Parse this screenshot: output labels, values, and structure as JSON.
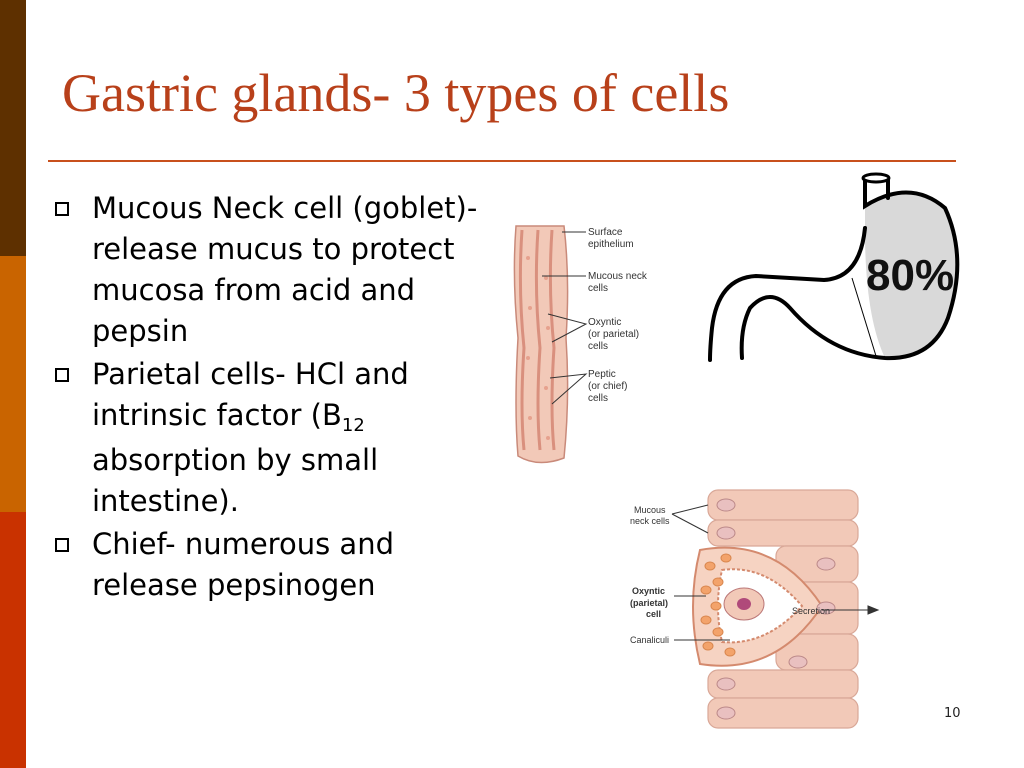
{
  "slide": {
    "title": "Gastric glands- 3 types of cells",
    "page_number": "10",
    "bullets": [
      {
        "text": "Mucous Neck cell (goblet)- release mucus to protect mucosa from acid and pepsin"
      },
      {
        "text_before": "Parietal cells- HCl and intrinsic factor (B",
        "subscript": "12",
        "text_after": " absorption by small intestine)."
      },
      {
        "text": "Chief- numerous and release pepsinogen"
      }
    ]
  },
  "stomach_figure": {
    "percent_label": "80%"
  },
  "gland_figure": {
    "labels": {
      "surface": "Surface",
      "epithelium": "epithelium",
      "mucous_neck": "Mucous neck",
      "cells": "cells",
      "oxyntic": "Oxyntic",
      "or_parietal": "(or parietal)",
      "cells2": "cells",
      "peptic": "Peptic",
      "or_chief": "(or chief)",
      "cells3": "cells"
    }
  },
  "cell_figure": {
    "labels": {
      "mucous": "Mucous",
      "neck_cells": "neck cells",
      "oxyntic": "Oxyntic",
      "parietal": "(parietal)",
      "cell": "cell",
      "canaliculi": "Canaliculi",
      "secretion": "Secretion"
    }
  },
  "colors": {
    "title": "#b8401a",
    "rule": "#c8501c",
    "sidebar_top": "#5e3000",
    "sidebar_mid": "#c96400",
    "sidebar_bottom": "#c93200",
    "tissue": "#f2c9b8"
  }
}
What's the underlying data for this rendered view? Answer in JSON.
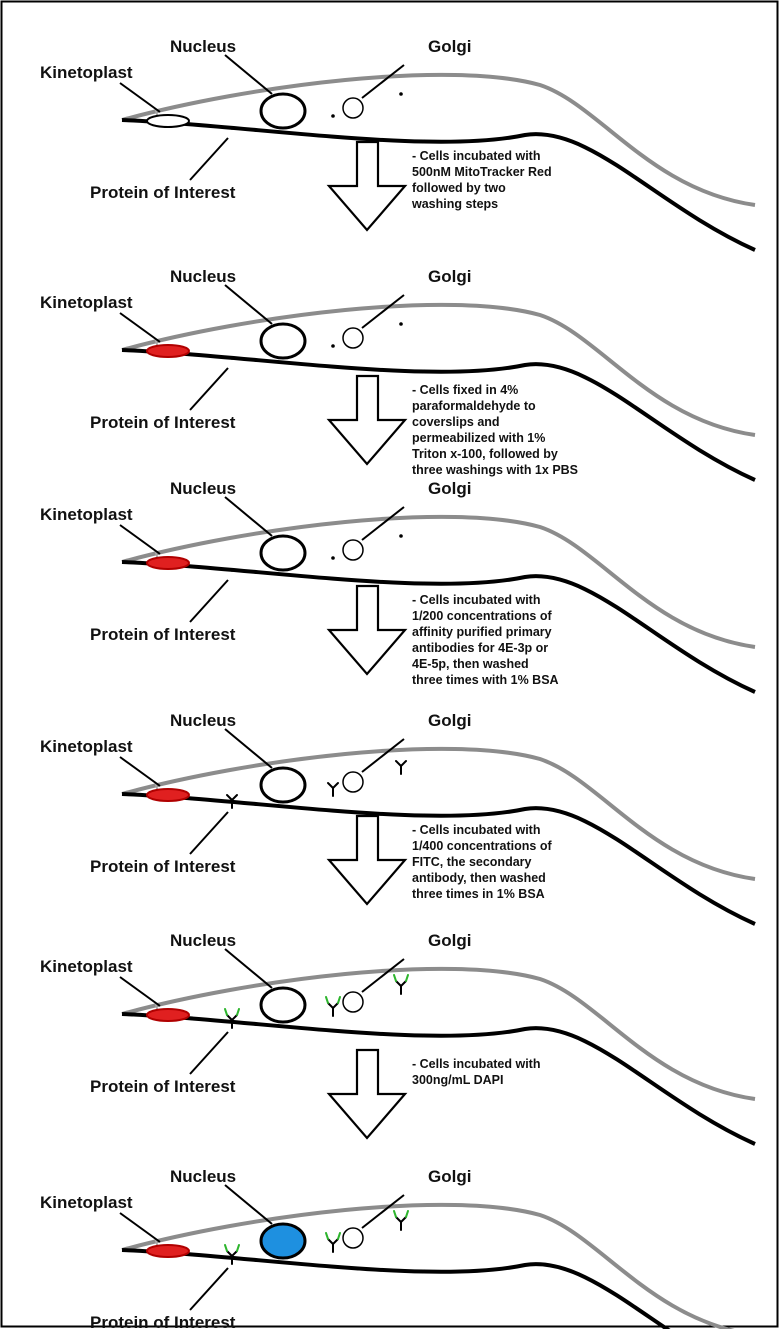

= = = = =

▶ _Exercise objective_:
I need every line of the data that has the word "title"; please list them.

▶ _Task result_:
    "title": "Gastric glands- 3 types of cells",
    "title": "#b8401a",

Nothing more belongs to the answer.